** START Raw data **
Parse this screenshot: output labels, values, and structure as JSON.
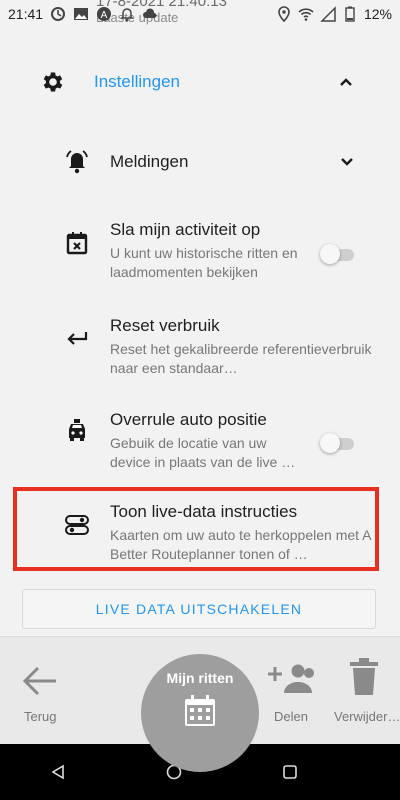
{
  "status_bar": {
    "time": "21:41",
    "battery": "12%",
    "icons": [
      "alarm-icon",
      "image-icon",
      "a-icon",
      "bell-icon",
      "cloud-icon",
      "location-icon",
      "wifi-icon",
      "signal-icon",
      "battery-icon"
    ]
  },
  "last_update": {
    "timestamp": "17-8-2021 21:40:13",
    "label": "Laaste update"
  },
  "settings": {
    "title": "Instellingen",
    "accent_color": "#2196f3"
  },
  "rows": [
    {
      "title": "Meldingen",
      "icon": "bell-ring-icon"
    },
    {
      "title": "Sla mijn activiteit op",
      "desc": "U kunt uw historische ritten en laadmomenten bekijken",
      "toggle_on": false,
      "icon": "calendar-x-icon"
    },
    {
      "title": "Reset verbruik",
      "desc": "Reset het gekalibreerde referentieverbruik naar een standaar…",
      "icon": "return-arrow-icon"
    },
    {
      "title": "Overrule auto positie",
      "desc": "Gebuik de locatie van uw device in plaats van de live …",
      "toggle_on": false,
      "icon": "taxi-icon"
    },
    {
      "title": "Toon live-data instructies",
      "desc": "Kaarten om uw auto te herkoppelen met A Better Routeplanner tonen of …",
      "icon": "route-icon"
    }
  ],
  "live_button": "LIVE DATA UITSCHAKELEN",
  "bottom_bar": {
    "back": "Terug",
    "my_trips": "Mijn ritten",
    "share": "Delen",
    "delete": "Verwijder…"
  },
  "highlight_color": "#e53022"
}
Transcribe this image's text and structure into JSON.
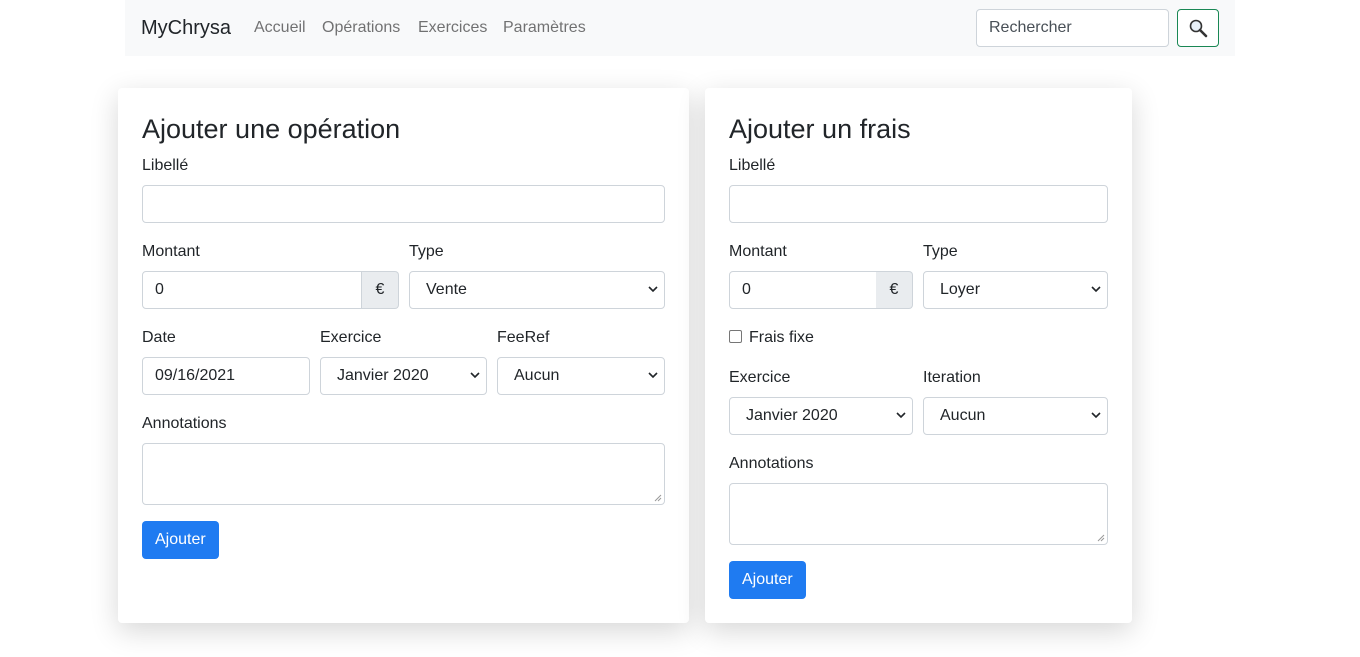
{
  "navbar": {
    "brand": "MyChrysa",
    "links": [
      "Accueil",
      "Opérations",
      "Exercices",
      "Paramètres"
    ],
    "search_placeholder": "Rechercher"
  },
  "operation_form": {
    "title": "Ajouter une opération",
    "libelle_label": "Libellé",
    "libelle_value": "",
    "montant_label": "Montant",
    "montant_value": "0",
    "currency": "€",
    "type_label": "Type",
    "type_value": "Vente",
    "date_label": "Date",
    "date_value": "09/16/2021",
    "exercice_label": "Exercice",
    "exercice_value": "Janvier 2020",
    "feeref_label": "FeeRef",
    "feeref_value": "Aucun",
    "annotations_label": "Annotations",
    "submit_label": "Ajouter"
  },
  "frais_form": {
    "title": "Ajouter un frais",
    "libelle_label": "Libellé",
    "libelle_value": "",
    "montant_label": "Montant",
    "montant_value": "0",
    "currency": "€",
    "type_label": "Type",
    "type_value": "Loyer",
    "frais_fixe_label": "Frais fixe",
    "frais_fixe_checked": false,
    "exercice_label": "Exercice",
    "exercice_value": "Janvier 2020",
    "iteration_label": "Iteration",
    "iteration_value": "Aucun",
    "annotations_label": "Annotations",
    "submit_label": "Ajouter"
  },
  "colors": {
    "navbar_bg": "#f8f9fa",
    "primary": "#1f7bf1",
    "search_button_border": "#198754"
  },
  "icons": {
    "search": "search-icon",
    "select_arrow": "chevron-down-icon"
  }
}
** END Raw data **
- [Given request]:
The string "image" may appear in lines of the listing above; tally those lines and give the number only.

- [Final answer]:
2